-- DATA RECORDS --
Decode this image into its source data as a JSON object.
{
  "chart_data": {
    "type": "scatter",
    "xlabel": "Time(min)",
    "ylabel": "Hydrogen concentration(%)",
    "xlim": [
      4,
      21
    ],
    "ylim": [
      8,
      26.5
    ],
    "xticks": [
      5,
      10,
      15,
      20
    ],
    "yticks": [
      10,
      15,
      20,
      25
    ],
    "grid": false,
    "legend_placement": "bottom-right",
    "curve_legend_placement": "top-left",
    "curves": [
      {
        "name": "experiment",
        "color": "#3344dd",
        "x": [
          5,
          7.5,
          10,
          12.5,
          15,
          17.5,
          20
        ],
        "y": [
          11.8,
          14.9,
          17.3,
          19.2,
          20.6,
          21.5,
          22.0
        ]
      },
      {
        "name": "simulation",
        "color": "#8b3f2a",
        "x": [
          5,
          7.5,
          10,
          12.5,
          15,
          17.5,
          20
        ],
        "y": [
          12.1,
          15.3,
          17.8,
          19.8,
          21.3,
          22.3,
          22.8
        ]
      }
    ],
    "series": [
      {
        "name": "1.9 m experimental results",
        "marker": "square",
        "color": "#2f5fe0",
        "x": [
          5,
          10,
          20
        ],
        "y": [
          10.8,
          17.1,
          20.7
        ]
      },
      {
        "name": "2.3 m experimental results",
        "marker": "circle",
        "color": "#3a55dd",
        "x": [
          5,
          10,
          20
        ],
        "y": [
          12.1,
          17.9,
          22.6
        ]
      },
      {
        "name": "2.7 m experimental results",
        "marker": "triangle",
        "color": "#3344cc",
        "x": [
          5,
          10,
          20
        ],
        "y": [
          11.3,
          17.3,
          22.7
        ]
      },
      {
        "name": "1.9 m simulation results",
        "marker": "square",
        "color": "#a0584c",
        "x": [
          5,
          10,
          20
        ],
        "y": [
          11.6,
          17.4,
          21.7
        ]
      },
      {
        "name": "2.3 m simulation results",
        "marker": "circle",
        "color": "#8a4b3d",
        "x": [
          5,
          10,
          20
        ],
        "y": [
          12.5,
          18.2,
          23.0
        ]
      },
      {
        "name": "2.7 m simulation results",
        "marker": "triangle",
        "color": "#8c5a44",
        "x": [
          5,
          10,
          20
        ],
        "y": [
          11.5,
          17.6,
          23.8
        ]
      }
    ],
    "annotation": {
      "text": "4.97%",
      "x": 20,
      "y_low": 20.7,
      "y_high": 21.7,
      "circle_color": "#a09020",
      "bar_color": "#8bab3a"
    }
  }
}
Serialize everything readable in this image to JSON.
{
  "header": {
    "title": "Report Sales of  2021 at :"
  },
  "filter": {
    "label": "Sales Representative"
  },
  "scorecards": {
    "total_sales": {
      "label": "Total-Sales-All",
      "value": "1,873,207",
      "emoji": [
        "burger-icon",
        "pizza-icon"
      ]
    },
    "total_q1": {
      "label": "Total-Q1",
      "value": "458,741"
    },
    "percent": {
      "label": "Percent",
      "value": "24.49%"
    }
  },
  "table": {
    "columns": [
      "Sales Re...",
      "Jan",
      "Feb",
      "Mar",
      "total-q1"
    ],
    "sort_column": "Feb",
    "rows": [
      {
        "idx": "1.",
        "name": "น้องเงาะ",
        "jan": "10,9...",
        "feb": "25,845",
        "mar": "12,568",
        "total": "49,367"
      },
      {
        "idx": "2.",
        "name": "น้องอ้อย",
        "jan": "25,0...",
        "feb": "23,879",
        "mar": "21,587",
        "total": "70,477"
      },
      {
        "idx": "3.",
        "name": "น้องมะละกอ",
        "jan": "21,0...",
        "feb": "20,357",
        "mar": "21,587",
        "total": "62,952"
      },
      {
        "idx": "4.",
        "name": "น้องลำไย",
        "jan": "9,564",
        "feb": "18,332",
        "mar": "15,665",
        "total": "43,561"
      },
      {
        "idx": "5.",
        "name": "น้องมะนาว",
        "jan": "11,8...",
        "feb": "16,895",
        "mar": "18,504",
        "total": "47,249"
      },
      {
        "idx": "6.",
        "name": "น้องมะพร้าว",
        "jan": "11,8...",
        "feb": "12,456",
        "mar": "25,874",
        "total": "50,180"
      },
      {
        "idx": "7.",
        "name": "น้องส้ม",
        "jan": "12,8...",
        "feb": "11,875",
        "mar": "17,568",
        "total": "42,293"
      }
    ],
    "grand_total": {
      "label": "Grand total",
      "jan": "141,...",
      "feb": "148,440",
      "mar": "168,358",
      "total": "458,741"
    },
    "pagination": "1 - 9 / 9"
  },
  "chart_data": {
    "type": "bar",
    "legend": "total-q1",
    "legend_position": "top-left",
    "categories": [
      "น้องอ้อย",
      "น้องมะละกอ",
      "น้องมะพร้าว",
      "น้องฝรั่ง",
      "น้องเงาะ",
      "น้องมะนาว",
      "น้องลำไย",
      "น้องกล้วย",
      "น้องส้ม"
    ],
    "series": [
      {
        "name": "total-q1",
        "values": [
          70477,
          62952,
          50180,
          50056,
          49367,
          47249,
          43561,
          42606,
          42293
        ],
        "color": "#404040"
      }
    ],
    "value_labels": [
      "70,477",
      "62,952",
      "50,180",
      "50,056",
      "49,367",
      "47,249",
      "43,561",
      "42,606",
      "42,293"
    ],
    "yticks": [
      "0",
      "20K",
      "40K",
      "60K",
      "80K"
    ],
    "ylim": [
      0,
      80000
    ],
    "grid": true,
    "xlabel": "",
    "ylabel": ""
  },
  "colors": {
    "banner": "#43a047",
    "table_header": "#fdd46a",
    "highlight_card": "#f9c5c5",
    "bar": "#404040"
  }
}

-- WHAT YOU NEED TO DO --
Nothing in the listing may be changed; retype it all exactly.

-- COMPLETED TASK --
Decode this image into its source data as a JSON object.
{
  "chart_data": {
    "type": "scatter",
    "xlabel": "Time(min)",
    "ylabel": "Hydrogen concentration(%)",
    "xlim": [
      4,
      21
    ],
    "ylim": [
      8,
      26.5
    ],
    "xticks": [
      5,
      10,
      15,
      20
    ],
    "yticks": [
      10,
      15,
      20,
      25
    ],
    "grid": false,
    "legend_placement": "bottom-right",
    "curve_legend_placement": "top-left",
    "curves": [
      {
        "name": "experiment",
        "color": "#3344dd",
        "x": [
          5,
          7.5,
          10,
          12.5,
          15,
          17.5,
          20
        ],
        "y": [
          11.8,
          14.9,
          17.3,
          19.2,
          20.6,
          21.5,
          22.0
        ]
      },
      {
        "name": "simulation",
        "color": "#8b3f2a",
        "x": [
          5,
          7.5,
          10,
          12.5,
          15,
          17.5,
          20
        ],
        "y": [
          12.1,
          15.3,
          17.8,
          19.8,
          21.3,
          22.3,
          22.8
        ]
      }
    ],
    "series": [
      {
        "name": "1.9 m experimental results",
        "marker": "square",
        "color": "#2f5fe0",
        "x": [
          5,
          10,
          20
        ],
        "y": [
          10.8,
          17.1,
          20.7
        ]
      },
      {
        "name": "2.3 m experimental results",
        "marker": "circle",
        "color": "#3a55dd",
        "x": [
          5,
          10,
          20
        ],
        "y": [
          12.1,
          17.9,
          22.6
        ]
      },
      {
        "name": "2.7 m experimental results",
        "marker": "triangle",
        "color": "#3344cc",
        "x": [
          5,
          10,
          20
        ],
        "y": [
          11.3,
          17.3,
          22.7
        ]
      },
      {
        "name": "1.9 m simulation results",
        "marker": "square",
        "color": "#a0584c",
        "x": [
          5,
          10,
          20
        ],
        "y": [
          11.6,
          17.4,
          21.7
        ]
      },
      {
        "name": "2.3 m simulation results",
        "marker": "circle",
        "color": "#8a4b3d",
        "x": [
          5,
          10,
          20
        ],
        "y": [
          12.5,
          18.2,
          23.0
        ]
      },
      {
        "name": "2.7 m simulation results",
        "marker": "triangle",
        "color": "#8c5a44",
        "x": [
          5,
          10,
          20
        ],
        "y": [
          11.5,
          17.6,
          23.8
        ]
      }
    ],
    "annotation": {
      "text": "4.97%",
      "x": 20,
      "y_low": 20.7,
      "y_high": 21.7,
      "circle_color": "#a09020",
      "bar_color": "#8bab3a"
    }
  }
}
Serialize everything readable in this image to JSON.
{
  "header": {
    "title": "Report Sales of  2021 at :"
  },
  "filter": {
    "label": "Sales Representative"
  },
  "scorecards": {
    "total_sales": {
      "label": "Total-Sales-All",
      "value": "1,873,207",
      "emoji": [
        "burger-icon",
        "pizza-icon"
      ]
    },
    "total_q1": {
      "label": "Total-Q1",
      "value": "458,741"
    },
    "percent": {
      "label": "Percent",
      "value": "24.49%"
    }
  },
  "table": {
    "columns": [
      "Sales Re...",
      "Jan",
      "Feb",
      "Mar",
      "total-q1"
    ],
    "sort_column": "Feb",
    "rows": [
      {
        "idx": "1.",
        "name": "น้องเงาะ",
        "jan": "10,9...",
        "feb": "25,845",
        "mar": "12,568",
        "total": "49,367"
      },
      {
        "idx": "2.",
        "name": "น้องอ้อย",
        "jan": "25,0...",
        "feb": "23,879",
        "mar": "21,587",
        "total": "70,477"
      },
      {
        "idx": "3.",
        "name": "น้องมะละกอ",
        "jan": "21,0...",
        "feb": "20,357",
        "mar": "21,587",
        "total": "62,952"
      },
      {
        "idx": "4.",
        "name": "น้องลำไย",
        "jan": "9,564",
        "feb": "18,332",
        "mar": "15,665",
        "total": "43,561"
      },
      {
        "idx": "5.",
        "name": "น้องมะนาว",
        "jan": "11,8...",
        "feb": "16,895",
        "mar": "18,504",
        "total": "47,249"
      },
      {
        "idx": "6.",
        "name": "น้องมะพร้าว",
        "jan": "11,8...",
        "feb": "12,456",
        "mar": "25,874",
        "total": "50,180"
      },
      {
        "idx": "7.",
        "name": "น้องส้ม",
        "jan": "12,8...",
        "feb": "11,875",
        "mar": "17,568",
        "total": "42,293"
      }
    ],
    "grand_total": {
      "label": "Grand total",
      "jan": "141,...",
      "feb": "148,440",
      "mar": "168,358",
      "total": "458,741"
    },
    "pagination": "1 - 9 / 9"
  },
  "chart_data": {
    "type": "bar",
    "legend": "total-q1",
    "legend_position": "top-left",
    "categories": [
      "น้องอ้อย",
      "น้องมะละกอ",
      "น้องมะพร้าว",
      "น้องฝรั่ง",
      "น้องเงาะ",
      "น้องมะนาว",
      "น้องลำไย",
      "น้องกล้วย",
      "น้องส้ม"
    ],
    "series": [
      {
        "name": "total-q1",
        "values": [
          70477,
          62952,
          50180,
          50056,
          49367,
          47249,
          43561,
          42606,
          42293
        ],
        "color": "#404040"
      }
    ],
    "value_labels": [
      "70,477",
      "62,952",
      "50,180",
      "50,056",
      "49,367",
      "47,249",
      "43,561",
      "42,606",
      "42,293"
    ],
    "yticks": [
      "0",
      "20K",
      "40K",
      "60K",
      "80K"
    ],
    "ylim": [
      0,
      80000
    ],
    "grid": true,
    "xlabel": "",
    "ylabel": ""
  },
  "colors": {
    "banner": "#43a047",
    "table_header": "#fdd46a",
    "highlight_card": "#f9c5c5",
    "bar": "#404040"
  }
}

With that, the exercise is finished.